**Material provided**:
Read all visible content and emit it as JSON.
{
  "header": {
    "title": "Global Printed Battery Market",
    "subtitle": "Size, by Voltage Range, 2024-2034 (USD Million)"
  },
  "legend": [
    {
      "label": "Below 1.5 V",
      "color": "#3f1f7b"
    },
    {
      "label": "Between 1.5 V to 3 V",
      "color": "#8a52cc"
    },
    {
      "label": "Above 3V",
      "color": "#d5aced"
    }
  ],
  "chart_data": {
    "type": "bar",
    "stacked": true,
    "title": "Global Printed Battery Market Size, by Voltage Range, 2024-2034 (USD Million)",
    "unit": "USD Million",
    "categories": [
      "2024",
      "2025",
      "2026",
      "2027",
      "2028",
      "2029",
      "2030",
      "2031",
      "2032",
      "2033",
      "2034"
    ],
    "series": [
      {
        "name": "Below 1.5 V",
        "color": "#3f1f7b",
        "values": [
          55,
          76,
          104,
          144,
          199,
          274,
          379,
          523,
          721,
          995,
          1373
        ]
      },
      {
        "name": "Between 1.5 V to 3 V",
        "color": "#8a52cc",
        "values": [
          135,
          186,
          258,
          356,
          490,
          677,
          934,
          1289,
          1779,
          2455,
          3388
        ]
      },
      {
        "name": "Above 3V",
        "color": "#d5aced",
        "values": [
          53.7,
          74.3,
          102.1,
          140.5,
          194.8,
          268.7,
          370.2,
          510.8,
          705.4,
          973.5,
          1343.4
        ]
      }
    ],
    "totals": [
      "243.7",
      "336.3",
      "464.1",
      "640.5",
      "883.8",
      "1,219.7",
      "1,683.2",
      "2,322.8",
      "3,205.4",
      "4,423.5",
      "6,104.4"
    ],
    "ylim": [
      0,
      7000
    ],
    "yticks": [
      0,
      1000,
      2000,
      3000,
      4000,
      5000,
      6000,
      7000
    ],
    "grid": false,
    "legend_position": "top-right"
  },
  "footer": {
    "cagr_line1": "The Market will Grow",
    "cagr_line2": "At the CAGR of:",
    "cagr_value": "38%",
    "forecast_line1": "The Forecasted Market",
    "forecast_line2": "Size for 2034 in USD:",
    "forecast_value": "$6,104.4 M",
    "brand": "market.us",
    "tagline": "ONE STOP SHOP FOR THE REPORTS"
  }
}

...

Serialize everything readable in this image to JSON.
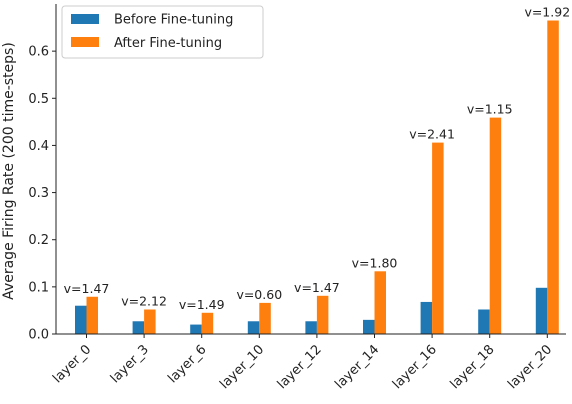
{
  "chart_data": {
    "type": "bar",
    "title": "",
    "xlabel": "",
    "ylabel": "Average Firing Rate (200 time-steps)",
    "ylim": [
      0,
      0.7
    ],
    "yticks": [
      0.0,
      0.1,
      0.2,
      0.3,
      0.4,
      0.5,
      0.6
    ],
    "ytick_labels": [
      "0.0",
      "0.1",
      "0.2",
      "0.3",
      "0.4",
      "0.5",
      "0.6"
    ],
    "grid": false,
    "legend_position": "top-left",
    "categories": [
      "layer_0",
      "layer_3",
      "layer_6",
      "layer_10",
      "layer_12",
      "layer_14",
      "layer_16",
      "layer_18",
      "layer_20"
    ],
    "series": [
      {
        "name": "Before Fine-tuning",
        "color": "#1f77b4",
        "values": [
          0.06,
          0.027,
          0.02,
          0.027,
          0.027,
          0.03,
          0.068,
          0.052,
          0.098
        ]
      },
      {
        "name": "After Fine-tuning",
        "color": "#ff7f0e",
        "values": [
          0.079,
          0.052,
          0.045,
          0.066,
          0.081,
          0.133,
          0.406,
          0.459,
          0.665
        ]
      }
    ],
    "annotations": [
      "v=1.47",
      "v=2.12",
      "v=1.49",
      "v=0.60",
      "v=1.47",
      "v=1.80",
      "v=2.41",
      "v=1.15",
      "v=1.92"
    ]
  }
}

**Prompt**:
Pick out lines containing the word "Global", each one as written.

**The output**:
    "title": "Global Printed Battery Market",
    "title": "Global Printed Battery Market Size, by Voltage Range, 2024-2034 (USD Million)",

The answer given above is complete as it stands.